▶ [AIM OF THE TASK] Count the lines below that include the word "Bruder" and write that number alone.

▶ [DATASET ENTRIES]
######
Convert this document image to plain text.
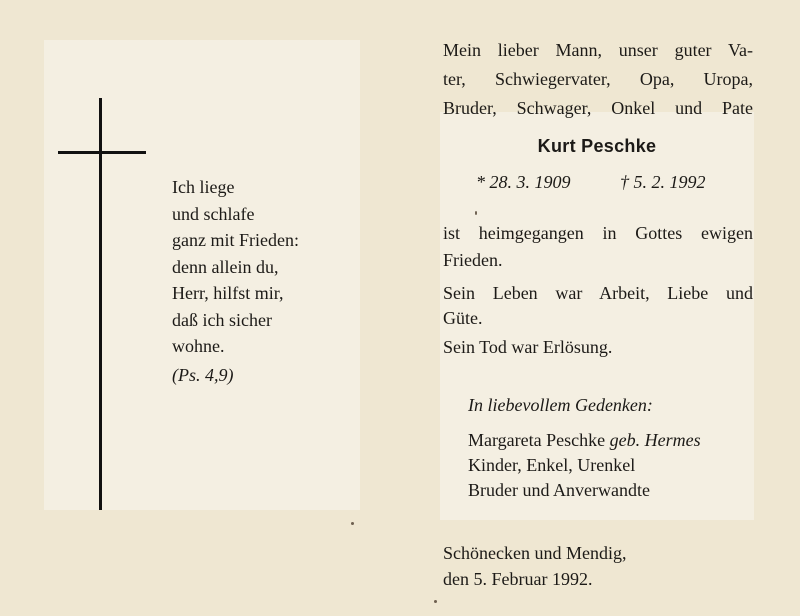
Ich liege
und schlafe
ganz mit Frieden:
denn allein du,
Herr, hilfst mir,
daß ich sicher
wohne.
(Ps. 4,9)
Mein lieber Mann, unser guter Va-
ter, Schwiegervater, Opa, Uropa,
Bruder, Schwager, Onkel und Pate
Kurt Peschke
* 28. 3. 1909	† 5. 2. 1992
ist heimgegangen in Gottes ewigen
Frieden.
Sein Leben war Arbeit, Liebe und
Güte.
Sein Tod war Erlösung.
In liebevollem Gedenken:
Margareta Peschke geb. Hermes
Kinder, Enkel, Urenkel
Bruder und Anverwandte
Schönecken und Mendig,
den 5. Februar 1992.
######
▶ [ANSWER IN FULL] 2